■ **Input for this task**
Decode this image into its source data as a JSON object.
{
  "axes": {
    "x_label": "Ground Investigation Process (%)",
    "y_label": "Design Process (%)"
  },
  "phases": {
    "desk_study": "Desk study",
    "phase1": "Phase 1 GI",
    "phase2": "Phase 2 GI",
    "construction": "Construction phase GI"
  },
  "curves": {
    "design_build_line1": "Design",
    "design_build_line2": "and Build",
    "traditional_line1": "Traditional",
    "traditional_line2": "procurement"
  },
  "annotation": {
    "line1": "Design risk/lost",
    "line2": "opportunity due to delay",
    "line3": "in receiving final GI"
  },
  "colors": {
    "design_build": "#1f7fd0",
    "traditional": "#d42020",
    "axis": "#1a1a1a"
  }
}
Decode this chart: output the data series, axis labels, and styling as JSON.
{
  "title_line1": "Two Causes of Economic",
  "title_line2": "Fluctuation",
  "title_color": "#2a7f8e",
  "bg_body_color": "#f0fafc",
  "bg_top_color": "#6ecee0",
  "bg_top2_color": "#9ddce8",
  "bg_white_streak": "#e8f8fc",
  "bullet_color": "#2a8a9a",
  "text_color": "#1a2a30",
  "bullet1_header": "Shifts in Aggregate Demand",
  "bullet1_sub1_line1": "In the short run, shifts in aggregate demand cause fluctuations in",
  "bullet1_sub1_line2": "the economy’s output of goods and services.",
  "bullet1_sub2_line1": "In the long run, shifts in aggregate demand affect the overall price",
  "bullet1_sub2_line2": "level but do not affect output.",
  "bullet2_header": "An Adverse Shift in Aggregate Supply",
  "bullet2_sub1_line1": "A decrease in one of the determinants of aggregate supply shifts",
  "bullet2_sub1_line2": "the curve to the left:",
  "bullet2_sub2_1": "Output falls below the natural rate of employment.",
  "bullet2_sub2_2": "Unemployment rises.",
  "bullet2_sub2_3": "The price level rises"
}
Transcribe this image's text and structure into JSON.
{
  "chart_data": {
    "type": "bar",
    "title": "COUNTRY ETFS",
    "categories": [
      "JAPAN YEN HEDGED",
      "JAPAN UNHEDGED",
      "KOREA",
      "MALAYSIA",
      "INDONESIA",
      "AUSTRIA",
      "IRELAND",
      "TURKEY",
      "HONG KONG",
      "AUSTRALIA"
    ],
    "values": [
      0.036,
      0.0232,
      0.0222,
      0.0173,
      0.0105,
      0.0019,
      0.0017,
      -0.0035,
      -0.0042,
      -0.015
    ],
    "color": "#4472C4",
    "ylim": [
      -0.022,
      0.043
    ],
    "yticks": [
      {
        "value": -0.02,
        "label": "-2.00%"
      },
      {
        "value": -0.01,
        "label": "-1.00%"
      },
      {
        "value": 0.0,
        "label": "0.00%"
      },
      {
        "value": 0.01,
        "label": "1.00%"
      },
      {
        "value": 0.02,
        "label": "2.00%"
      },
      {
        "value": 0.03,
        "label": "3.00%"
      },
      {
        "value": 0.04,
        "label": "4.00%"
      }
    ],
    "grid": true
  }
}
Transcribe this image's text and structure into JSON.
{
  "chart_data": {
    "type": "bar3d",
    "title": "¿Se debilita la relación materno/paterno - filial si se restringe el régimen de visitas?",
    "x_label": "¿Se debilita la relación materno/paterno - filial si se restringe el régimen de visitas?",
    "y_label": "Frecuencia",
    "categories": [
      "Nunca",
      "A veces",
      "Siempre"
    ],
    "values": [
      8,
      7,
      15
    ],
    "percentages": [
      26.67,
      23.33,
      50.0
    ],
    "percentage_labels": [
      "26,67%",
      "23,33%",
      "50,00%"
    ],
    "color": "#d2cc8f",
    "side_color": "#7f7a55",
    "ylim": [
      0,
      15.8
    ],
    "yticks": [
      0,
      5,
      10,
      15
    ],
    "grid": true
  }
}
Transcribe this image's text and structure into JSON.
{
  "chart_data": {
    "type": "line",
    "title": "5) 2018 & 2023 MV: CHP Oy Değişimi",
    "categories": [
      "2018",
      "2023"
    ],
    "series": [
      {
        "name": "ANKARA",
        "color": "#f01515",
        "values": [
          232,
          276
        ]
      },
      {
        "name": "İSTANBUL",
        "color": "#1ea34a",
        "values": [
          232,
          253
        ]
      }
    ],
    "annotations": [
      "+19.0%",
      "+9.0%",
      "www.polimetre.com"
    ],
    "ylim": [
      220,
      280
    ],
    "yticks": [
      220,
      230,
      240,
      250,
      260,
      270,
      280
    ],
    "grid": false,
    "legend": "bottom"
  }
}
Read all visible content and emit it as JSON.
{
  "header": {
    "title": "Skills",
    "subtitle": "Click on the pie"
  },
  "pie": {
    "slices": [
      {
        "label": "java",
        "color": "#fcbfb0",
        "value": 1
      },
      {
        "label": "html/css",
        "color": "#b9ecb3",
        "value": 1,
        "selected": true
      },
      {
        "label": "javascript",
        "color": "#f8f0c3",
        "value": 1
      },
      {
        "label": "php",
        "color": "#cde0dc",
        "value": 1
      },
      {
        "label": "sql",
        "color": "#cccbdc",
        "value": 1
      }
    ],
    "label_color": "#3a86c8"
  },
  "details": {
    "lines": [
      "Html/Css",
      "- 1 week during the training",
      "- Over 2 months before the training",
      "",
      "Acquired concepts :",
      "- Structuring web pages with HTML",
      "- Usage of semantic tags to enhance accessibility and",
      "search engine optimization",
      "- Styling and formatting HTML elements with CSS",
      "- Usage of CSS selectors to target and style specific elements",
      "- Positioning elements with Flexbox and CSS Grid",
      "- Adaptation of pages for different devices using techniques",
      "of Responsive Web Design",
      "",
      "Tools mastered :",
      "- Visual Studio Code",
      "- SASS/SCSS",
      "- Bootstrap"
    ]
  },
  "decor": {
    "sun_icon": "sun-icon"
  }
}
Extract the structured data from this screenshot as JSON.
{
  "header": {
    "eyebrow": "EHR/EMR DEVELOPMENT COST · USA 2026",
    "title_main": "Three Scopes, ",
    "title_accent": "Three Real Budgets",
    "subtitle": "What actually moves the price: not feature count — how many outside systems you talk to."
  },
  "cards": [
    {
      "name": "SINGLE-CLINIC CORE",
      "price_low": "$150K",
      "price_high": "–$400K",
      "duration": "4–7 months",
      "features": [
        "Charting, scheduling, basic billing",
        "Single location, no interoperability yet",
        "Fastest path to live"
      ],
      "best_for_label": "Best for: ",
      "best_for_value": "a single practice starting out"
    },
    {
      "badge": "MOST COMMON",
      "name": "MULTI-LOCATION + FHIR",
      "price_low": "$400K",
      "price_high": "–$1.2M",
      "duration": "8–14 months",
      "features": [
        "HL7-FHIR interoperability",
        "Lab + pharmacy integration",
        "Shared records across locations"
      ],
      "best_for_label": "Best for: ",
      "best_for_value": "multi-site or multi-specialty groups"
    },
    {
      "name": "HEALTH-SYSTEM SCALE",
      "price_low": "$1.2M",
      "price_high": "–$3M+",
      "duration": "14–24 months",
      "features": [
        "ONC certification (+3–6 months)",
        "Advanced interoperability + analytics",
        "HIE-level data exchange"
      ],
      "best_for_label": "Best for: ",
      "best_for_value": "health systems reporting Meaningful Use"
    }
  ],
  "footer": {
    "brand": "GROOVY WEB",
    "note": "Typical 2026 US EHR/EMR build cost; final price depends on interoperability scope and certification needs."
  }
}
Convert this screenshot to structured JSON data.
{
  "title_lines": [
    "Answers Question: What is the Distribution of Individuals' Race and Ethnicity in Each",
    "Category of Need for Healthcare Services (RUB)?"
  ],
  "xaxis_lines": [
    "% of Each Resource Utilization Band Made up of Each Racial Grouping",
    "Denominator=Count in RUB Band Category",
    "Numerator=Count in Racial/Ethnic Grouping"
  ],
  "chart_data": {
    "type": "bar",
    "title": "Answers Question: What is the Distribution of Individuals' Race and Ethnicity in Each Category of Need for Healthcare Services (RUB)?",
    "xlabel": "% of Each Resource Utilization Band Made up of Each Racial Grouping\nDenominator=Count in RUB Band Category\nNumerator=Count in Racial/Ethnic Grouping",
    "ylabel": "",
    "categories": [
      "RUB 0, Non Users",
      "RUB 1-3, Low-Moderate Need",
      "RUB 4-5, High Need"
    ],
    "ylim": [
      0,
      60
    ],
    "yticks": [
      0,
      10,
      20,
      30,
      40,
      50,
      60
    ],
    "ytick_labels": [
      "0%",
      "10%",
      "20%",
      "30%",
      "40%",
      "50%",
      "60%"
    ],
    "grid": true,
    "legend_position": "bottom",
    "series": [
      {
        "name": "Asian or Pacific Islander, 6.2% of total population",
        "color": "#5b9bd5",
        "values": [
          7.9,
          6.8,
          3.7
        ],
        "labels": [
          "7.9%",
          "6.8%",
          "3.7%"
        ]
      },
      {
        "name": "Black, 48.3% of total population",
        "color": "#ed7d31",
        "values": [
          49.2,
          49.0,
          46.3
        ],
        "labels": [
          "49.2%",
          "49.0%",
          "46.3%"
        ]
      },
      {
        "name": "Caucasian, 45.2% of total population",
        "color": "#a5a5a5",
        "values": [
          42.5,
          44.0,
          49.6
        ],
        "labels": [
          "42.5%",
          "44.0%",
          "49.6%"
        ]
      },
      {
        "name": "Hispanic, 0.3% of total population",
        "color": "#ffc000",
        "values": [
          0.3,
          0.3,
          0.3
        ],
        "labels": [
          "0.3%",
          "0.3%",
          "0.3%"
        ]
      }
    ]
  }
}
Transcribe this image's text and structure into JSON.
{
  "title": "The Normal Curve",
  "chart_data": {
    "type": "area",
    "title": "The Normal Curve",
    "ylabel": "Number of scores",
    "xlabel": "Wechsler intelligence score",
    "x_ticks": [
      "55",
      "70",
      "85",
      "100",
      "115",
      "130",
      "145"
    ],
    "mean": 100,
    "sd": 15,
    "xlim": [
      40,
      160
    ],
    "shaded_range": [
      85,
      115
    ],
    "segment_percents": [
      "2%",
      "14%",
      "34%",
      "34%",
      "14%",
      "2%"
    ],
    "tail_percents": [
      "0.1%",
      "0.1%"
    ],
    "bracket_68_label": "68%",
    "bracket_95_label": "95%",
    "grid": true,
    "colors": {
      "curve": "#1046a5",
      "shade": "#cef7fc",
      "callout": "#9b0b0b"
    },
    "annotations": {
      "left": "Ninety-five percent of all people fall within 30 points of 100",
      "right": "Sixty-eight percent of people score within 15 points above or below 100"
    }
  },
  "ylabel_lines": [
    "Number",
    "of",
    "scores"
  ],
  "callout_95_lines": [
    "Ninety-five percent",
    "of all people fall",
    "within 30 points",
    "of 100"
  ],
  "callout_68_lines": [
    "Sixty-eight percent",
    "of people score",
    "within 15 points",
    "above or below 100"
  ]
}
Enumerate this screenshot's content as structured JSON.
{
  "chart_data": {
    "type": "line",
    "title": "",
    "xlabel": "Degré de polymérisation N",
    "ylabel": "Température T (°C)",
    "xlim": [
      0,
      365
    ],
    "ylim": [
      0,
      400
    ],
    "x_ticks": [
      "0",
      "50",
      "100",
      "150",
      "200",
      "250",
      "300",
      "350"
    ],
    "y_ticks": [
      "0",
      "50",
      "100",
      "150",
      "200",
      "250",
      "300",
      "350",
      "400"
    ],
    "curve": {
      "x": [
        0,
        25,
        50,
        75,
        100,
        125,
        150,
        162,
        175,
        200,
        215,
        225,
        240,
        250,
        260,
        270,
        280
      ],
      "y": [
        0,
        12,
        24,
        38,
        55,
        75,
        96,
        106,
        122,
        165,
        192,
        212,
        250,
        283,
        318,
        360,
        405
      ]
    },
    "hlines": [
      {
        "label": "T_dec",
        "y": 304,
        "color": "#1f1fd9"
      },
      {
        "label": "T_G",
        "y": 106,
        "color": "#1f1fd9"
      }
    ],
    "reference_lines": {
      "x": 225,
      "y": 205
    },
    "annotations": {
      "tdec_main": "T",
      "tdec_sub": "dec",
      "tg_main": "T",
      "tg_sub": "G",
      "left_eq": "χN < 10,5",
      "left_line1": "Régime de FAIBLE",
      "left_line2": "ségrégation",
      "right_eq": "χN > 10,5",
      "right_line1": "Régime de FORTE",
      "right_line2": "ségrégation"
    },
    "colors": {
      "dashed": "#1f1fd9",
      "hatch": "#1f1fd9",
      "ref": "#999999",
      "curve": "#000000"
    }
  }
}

■ **Task requirements**
Give only a number: how many lines of the data hold the string "Grouping"?

■ **Finished task**
3